* **EXERCISE DETAILS**:
Reproduce the material exactly, omitting nothing.

* **Items from a figure collection**:
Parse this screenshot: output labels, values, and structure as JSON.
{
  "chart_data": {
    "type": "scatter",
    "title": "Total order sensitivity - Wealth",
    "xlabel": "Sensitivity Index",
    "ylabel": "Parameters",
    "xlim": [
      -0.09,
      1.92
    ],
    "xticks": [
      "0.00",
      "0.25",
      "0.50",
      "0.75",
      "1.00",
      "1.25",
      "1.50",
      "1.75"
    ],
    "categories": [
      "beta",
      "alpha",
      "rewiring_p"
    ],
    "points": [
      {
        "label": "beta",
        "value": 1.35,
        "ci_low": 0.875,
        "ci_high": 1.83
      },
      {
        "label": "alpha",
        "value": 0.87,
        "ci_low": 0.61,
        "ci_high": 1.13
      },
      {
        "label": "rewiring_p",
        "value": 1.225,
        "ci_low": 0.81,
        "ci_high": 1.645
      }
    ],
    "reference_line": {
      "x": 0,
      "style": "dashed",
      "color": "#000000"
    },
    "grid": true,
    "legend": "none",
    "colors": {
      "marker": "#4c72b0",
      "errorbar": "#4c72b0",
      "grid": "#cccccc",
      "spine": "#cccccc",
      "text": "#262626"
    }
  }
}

* **TASK OUTPUT**:
Parse this screenshot: output labels, values, and structure as JSON.
{
  "chart_data": {
    "type": "scatter",
    "title": "Total order sensitivity - Wealth",
    "xlabel": "Sensitivity Index",
    "ylabel": "Parameters",
    "xlim": [
      -0.09,
      1.92
    ],
    "xticks": [
      "0.00",
      "0.25",
      "0.50",
      "0.75",
      "1.00",
      "1.25",
      "1.50",
      "1.75"
    ],
    "categories": [
      "beta",
      "alpha",
      "rewiring_p"
    ],
    "points": [
      {
        "label": "beta",
        "value": 1.35,
        "ci_low": 0.875,
        "ci_high": 1.83
      },
      {
        "label": "alpha",
        "value": 0.87,
        "ci_low": 0.61,
        "ci_high": 1.13
      },
      {
        "label": "rewiring_p",
        "value": 1.225,
        "ci_low": 0.81,
        "ci_high": 1.645
      }
    ],
    "reference_line": {
      "x": 0,
      "style": "dashed",
      "color": "#000000"
    },
    "grid": true,
    "legend": "none",
    "colors": {
      "marker": "#4c72b0",
      "errorbar": "#4c72b0",
      "grid": "#cccccc",
      "spine": "#cccccc",
      "text": "#262626"
    }
  }
}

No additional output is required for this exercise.